> **Given information**:

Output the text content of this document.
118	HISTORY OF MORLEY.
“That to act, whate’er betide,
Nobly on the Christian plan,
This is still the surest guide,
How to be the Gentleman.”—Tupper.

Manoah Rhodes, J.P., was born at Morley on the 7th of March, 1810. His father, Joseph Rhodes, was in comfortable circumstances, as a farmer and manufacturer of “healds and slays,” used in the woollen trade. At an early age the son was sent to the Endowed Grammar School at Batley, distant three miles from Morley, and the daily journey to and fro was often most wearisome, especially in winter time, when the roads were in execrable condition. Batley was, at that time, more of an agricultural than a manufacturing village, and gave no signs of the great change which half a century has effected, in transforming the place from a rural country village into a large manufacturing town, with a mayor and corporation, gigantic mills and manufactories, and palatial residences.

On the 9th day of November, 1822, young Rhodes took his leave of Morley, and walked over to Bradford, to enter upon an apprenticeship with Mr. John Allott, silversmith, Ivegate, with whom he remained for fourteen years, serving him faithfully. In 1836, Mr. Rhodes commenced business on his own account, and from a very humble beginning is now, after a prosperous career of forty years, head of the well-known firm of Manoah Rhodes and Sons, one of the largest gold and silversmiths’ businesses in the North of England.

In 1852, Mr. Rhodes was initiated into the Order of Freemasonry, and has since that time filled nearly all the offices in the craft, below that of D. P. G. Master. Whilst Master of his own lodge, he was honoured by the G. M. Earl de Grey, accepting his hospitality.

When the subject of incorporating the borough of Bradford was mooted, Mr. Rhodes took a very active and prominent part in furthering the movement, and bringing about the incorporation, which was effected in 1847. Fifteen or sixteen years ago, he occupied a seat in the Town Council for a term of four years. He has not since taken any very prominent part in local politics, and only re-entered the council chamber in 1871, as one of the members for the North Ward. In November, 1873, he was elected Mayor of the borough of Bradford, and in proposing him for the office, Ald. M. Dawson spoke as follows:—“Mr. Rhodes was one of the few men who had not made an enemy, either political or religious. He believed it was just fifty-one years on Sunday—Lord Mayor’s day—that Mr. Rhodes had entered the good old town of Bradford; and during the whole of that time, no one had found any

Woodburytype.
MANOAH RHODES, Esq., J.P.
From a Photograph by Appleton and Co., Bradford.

> **To do**:
Return all of the data word for word.

> **Response to the task**:
Output the text content of this document.
118	HISTORY OF MORLEY.
“That to act, whate’er betide,
Nobly on the Christian plan,
This is still the surest guide,
How to be the Gentleman.”—Tupper.

Manoah Rhodes, J.P., was born at Morley on the 7th of March, 1810. His father, Joseph Rhodes, was in comfortable circumstances, as a farmer and manufacturer of “healds and slays,” used in the woollen trade. At an early age the son was sent to the Endowed Grammar School at Batley, distant three miles from Morley, and the daily journey to and fro was often most wearisome, especially in winter time, when the roads were in execrable condition. Batley was, at that time, more of an agricultural than a manufacturing village, and gave no signs of the great change which half a century has effected, in transforming the place from a rural country village into a large manufacturing town, with a mayor and corporation, gigantic mills and manufactories, and palatial residences.

On the 9th day of November, 1822, young Rhodes took his leave of Morley, and walked over to Bradford, to enter upon an apprenticeship with Mr. John Allott, silversmith, Ivegate, with whom he remained for fourteen years, serving him faithfully. In 1836, Mr. Rhodes commenced business on his own account, and from a very humble beginning is now, after a prosperous career of forty years, head of the well-known firm of Manoah Rhodes and Sons, one of the largest gold and silversmiths’ businesses in the North of England.

In 1852, Mr. Rhodes was initiated into the Order of Freemasonry, and has since that time filled nearly all the offices in the craft, below that of D. P. G. Master. Whilst Master of his own lodge, he was honoured by the G. M. Earl de Grey, accepting his hospitality.

When the subject of incorporating the borough of Bradford was mooted, Mr. Rhodes took a very active and prominent part in furthering the movement, and bringing about the incorporation, which was effected in 1847. Fifteen or sixteen years ago, he occupied a seat in the Town Council for a term of four years. He has not since taken any very prominent part in local politics, and only re-entered the council chamber in 1871, as one of the members for the North Ward. In November, 1873, he was elected Mayor of the borough of Bradford, and in proposing him for the office, Ald. M. Dawson spoke as follows:—“Mr. Rhodes was one of the few men who had not made an enemy, either political or religious. He believed it was just fifty-one years on Sunday—Lord Mayor’s day—that Mr. Rhodes had entered the good old town of Bradford; and during the whole of that time, no one had found any

Woodburytype.
MANOAH RHODES, Esq., J.P.
From a Photograph by Appleton and Co., Bradford.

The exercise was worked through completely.